▶ [WORK INSTRUCTIONS] Take down each entry exactly as written.

▶ [INFORMATION SUPPLIED]
- - - - -

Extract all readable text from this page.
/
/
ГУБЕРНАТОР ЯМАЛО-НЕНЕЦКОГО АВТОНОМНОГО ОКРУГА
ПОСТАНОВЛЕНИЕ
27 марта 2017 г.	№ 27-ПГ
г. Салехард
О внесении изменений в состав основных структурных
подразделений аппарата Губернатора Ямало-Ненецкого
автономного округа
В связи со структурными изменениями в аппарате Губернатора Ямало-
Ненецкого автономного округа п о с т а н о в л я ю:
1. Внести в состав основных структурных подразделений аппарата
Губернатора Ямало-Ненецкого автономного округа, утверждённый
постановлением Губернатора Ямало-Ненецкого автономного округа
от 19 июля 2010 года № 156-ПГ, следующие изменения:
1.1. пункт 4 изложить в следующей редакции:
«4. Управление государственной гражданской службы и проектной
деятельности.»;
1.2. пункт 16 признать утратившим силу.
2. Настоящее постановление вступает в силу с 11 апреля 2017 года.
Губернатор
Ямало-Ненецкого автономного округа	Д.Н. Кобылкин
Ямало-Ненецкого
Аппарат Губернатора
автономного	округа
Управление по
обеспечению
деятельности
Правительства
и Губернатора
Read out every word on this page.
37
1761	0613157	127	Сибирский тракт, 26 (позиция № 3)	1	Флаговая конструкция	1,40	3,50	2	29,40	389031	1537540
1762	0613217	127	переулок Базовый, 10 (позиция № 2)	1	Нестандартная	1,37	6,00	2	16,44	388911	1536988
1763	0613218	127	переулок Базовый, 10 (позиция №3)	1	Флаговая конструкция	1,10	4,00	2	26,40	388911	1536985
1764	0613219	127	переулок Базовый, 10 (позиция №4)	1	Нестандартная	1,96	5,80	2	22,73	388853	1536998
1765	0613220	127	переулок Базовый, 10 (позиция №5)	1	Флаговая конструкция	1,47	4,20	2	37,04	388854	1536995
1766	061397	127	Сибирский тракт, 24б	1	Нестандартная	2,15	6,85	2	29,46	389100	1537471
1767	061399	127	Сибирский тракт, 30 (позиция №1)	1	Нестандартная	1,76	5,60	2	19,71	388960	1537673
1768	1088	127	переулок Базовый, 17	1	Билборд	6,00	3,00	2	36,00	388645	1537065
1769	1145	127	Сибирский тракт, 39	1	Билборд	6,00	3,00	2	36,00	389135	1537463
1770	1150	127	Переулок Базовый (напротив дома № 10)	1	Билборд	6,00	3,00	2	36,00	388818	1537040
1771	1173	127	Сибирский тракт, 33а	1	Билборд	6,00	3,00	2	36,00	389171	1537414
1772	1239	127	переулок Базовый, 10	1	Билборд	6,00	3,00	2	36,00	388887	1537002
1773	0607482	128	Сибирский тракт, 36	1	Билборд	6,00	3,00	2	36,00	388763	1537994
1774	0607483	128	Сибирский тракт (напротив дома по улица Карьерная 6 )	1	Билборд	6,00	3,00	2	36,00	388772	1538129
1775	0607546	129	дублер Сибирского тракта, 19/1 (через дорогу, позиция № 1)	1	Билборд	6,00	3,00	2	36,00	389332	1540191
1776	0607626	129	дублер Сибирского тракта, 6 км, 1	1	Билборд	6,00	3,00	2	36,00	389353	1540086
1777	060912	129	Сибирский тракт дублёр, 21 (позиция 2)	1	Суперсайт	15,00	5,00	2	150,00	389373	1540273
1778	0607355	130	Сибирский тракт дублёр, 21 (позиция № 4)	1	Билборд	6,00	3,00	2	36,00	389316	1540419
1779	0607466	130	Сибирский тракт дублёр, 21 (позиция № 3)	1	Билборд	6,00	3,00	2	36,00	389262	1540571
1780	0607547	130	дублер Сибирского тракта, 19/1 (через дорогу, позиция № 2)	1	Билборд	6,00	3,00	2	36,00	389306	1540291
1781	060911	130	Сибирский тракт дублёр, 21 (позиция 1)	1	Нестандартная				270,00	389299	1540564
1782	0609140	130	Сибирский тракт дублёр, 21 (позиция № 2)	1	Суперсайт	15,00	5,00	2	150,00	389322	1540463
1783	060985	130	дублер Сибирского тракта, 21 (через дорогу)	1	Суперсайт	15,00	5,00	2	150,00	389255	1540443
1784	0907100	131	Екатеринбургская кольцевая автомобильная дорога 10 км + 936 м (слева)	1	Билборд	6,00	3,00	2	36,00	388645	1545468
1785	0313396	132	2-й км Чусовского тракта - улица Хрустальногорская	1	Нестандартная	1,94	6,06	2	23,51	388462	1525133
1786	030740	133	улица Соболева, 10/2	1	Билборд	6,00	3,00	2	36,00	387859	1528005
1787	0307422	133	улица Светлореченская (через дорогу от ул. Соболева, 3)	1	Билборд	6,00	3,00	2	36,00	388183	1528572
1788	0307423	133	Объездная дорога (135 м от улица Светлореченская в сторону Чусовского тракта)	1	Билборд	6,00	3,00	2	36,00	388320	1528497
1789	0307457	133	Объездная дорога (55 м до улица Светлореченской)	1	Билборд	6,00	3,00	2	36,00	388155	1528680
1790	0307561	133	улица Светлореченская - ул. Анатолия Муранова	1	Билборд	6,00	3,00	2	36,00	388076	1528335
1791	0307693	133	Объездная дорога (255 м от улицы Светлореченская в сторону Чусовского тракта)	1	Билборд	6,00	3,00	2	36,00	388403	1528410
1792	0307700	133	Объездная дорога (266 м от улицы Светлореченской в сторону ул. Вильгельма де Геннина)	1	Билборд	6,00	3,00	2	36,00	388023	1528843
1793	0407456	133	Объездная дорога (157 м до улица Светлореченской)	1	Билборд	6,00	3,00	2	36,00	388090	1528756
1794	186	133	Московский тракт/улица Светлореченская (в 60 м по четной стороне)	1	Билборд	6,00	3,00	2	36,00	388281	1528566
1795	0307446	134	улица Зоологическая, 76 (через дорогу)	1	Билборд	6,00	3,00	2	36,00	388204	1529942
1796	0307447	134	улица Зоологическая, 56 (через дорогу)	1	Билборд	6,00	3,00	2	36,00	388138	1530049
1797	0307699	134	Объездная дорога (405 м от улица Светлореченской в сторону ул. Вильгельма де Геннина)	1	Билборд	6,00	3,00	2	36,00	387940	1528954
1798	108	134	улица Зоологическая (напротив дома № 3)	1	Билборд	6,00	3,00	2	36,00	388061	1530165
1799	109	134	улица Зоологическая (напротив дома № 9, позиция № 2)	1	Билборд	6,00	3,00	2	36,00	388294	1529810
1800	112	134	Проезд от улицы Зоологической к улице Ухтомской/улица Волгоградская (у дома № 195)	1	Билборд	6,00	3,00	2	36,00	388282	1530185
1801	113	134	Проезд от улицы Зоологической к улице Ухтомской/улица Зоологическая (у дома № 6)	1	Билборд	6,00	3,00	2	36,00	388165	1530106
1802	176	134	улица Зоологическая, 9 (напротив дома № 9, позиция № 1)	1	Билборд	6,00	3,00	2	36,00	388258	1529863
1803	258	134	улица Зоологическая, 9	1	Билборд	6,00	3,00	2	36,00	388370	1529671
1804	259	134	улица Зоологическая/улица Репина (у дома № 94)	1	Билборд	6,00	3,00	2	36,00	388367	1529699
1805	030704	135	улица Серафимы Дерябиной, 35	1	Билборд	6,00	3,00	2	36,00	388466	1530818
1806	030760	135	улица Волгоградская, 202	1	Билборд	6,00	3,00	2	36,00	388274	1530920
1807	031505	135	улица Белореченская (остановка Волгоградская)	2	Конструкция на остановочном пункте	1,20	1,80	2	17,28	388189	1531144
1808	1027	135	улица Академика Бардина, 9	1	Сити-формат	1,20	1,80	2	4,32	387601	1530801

- - - - -

▶ [COMPLETE ANSWER]
Extract all readable text from this page.
/
/
ГУБЕРНАТОР ЯМАЛО-НЕНЕЦКОГО АВТОНОМНОГО ОКРУГА
ПОСТАНОВЛЕНИЕ
27 марта 2017 г.	№ 27-ПГ
г. Салехард
О внесении изменений в состав основных структурных
подразделений аппарата Губернатора Ямало-Ненецкого
автономного округа
В связи со структурными изменениями в аппарате Губернатора Ямало-
Ненецкого автономного округа п о с т а н о в л я ю:
1. Внести в состав основных структурных подразделений аппарата
Губернатора Ямало-Ненецкого автономного округа, утверждённый
постановлением Губернатора Ямало-Ненецкого автономного округа
от 19 июля 2010 года № 156-ПГ, следующие изменения:
1.1. пункт 4 изложить в следующей редакции:
«4. Управление государственной гражданской службы и проектной
деятельности.»;
1.2. пункт 16 признать утратившим силу.
2. Настоящее постановление вступает в силу с 11 апреля 2017 года.
Губернатор
Ямало-Ненецкого автономного округа	Д.Н. Кобылкин
Ямало-Ненецкого
Аппарат Губернатора
автономного	округа
Управление по
обеспечению
деятельности
Правительства
и Губернатора
Read out every word on this page.
37
1761	0613157	127	Сибирский тракт, 26 (позиция № 3)	1	Флаговая конструкция	1,40	3,50	2	29,40	389031	1537540
1762	0613217	127	переулок Базовый, 10 (позиция № 2)	1	Нестандартная	1,37	6,00	2	16,44	388911	1536988
1763	0613218	127	переулок Базовый, 10 (позиция №3)	1	Флаговая конструкция	1,10	4,00	2	26,40	388911	1536985
1764	0613219	127	переулок Базовый, 10 (позиция №4)	1	Нестандартная	1,96	5,80	2	22,73	388853	1536998
1765	0613220	127	переулок Базовый, 10 (позиция №5)	1	Флаговая конструкция	1,47	4,20	2	37,04	388854	1536995
1766	061397	127	Сибирский тракт, 24б	1	Нестандартная	2,15	6,85	2	29,46	389100	1537471
1767	061399	127	Сибирский тракт, 30 (позиция №1)	1	Нестандартная	1,76	5,60	2	19,71	388960	1537673
1768	1088	127	переулок Базовый, 17	1	Билборд	6,00	3,00	2	36,00	388645	1537065
1769	1145	127	Сибирский тракт, 39	1	Билборд	6,00	3,00	2	36,00	389135	1537463
1770	1150	127	Переулок Базовый (напротив дома № 10)	1	Билборд	6,00	3,00	2	36,00	388818	1537040
1771	1173	127	Сибирский тракт, 33а	1	Билборд	6,00	3,00	2	36,00	389171	1537414
1772	1239	127	переулок Базовый, 10	1	Билборд	6,00	3,00	2	36,00	388887	1537002
1773	0607482	128	Сибирский тракт, 36	1	Билборд	6,00	3,00	2	36,00	388763	1537994
1774	0607483	128	Сибирский тракт (напротив дома по улица Карьерная 6 )	1	Билборд	6,00	3,00	2	36,00	388772	1538129
1775	0607546	129	дублер Сибирского тракта, 19/1 (через дорогу, позиция № 1)	1	Билборд	6,00	3,00	2	36,00	389332	1540191
1776	0607626	129	дублер Сибирского тракта, 6 км, 1	1	Билборд	6,00	3,00	2	36,00	389353	1540086
1777	060912	129	Сибирский тракт дублёр, 21 (позиция 2)	1	Суперсайт	15,00	5,00	2	150,00	389373	1540273
1778	0607355	130	Сибирский тракт дублёр, 21 (позиция № 4)	1	Билборд	6,00	3,00	2	36,00	389316	1540419
1779	0607466	130	Сибирский тракт дублёр, 21 (позиция № 3)	1	Билборд	6,00	3,00	2	36,00	389262	1540571
1780	0607547	130	дублер Сибирского тракта, 19/1 (через дорогу, позиция № 2)	1	Билборд	6,00	3,00	2	36,00	389306	1540291
1781	060911	130	Сибирский тракт дублёр, 21 (позиция 1)	1	Нестандартная				270,00	389299	1540564
1782	0609140	130	Сибирский тракт дублёр, 21 (позиция № 2)	1	Суперсайт	15,00	5,00	2	150,00	389322	1540463
1783	060985	130	дублер Сибирского тракта, 21 (через дорогу)	1	Суперсайт	15,00	5,00	2	150,00	389255	1540443
1784	0907100	131	Екатеринбургская кольцевая автомобильная дорога 10 км + 936 м (слева)	1	Билборд	6,00	3,00	2	36,00	388645	1545468
1785	0313396	132	2-й км Чусовского тракта - улица Хрустальногорская	1	Нестандартная	1,94	6,06	2	23,51	388462	1525133
1786	030740	133	улица Соболева, 10/2	1	Билборд	6,00	3,00	2	36,00	387859	1528005
1787	0307422	133	улица Светлореченская (через дорогу от ул. Соболева, 3)	1	Билборд	6,00	3,00	2	36,00	388183	1528572
1788	0307423	133	Объездная дорога (135 м от улица Светлореченская в сторону Чусовского тракта)	1	Билборд	6,00	3,00	2	36,00	388320	1528497
1789	0307457	133	Объездная дорога (55 м до улица Светлореченской)	1	Билборд	6,00	3,00	2	36,00	388155	1528680
1790	0307561	133	улица Светлореченская - ул. Анатолия Муранова	1	Билборд	6,00	3,00	2	36,00	388076	1528335
1791	0307693	133	Объездная дорога (255 м от улицы Светлореченская в сторону Чусовского тракта)	1	Билборд	6,00	3,00	2	36,00	388403	1528410
1792	0307700	133	Объездная дорога (266 м от улицы Светлореченской в сторону ул. Вильгельма де Геннина)	1	Билборд	6,00	3,00	2	36,00	388023	1528843
1793	0407456	133	Объездная дорога (157 м до улица Светлореченской)	1	Билборд	6,00	3,00	2	36,00	388090	1528756
1794	186	133	Московский тракт/улица Светлореченская (в 60 м по четной стороне)	1	Билборд	6,00	3,00	2	36,00	388281	1528566
1795	0307446	134	улица Зоологическая, 76 (через дорогу)	1	Билборд	6,00	3,00	2	36,00	388204	1529942
1796	0307447	134	улица Зоологическая, 56 (через дорогу)	1	Билборд	6,00	3,00	2	36,00	388138	1530049
1797	0307699	134	Объездная дорога (405 м от улица Светлореченской в сторону ул. Вильгельма де Геннина)	1	Билборд	6,00	3,00	2	36,00	387940	1528954
1798	108	134	улица Зоологическая (напротив дома № 3)	1	Билборд	6,00	3,00	2	36,00	388061	1530165
1799	109	134	улица Зоологическая (напротив дома № 9, позиция № 2)	1	Билборд	6,00	3,00	2	36,00	388294	1529810
1800	112	134	Проезд от улицы Зоологической к улице Ухтомской/улица Волгоградская (у дома № 195)	1	Билборд	6,00	3,00	2	36,00	388282	1530185
1801	113	134	Проезд от улицы Зоологической к улице Ухтомской/улица Зоологическая (у дома № 6)	1	Билборд	6,00	3,00	2	36,00	388165	1530106
1802	176	134	улица Зоологическая, 9 (напротив дома № 9, позиция № 1)	1	Билборд	6,00	3,00	2	36,00	388258	1529863
1803	258	134	улица Зоологическая, 9	1	Билборд	6,00	3,00	2	36,00	388370	1529671
1804	259	134	улица Зоологическая/улица Репина (у дома № 94)	1	Билборд	6,00	3,00	2	36,00	388367	1529699
1805	030704	135	улица Серафимы Дерябиной, 35	1	Билборд	6,00	3,00	2	36,00	388466	1530818
1806	030760	135	улица Волгоградская, 202	1	Билборд	6,00	3,00	2	36,00	388274	1530920
1807	031505	135	улица Белореченская (остановка Волгоградская)	2	Конструкция на остановочном пункте	1,20	1,80	2	17,28	388189	1531144
1808	1027	135	улица Академика Бардина, 9	1	Сити-формат	1,20	1,80	2	4,32	387601	1530801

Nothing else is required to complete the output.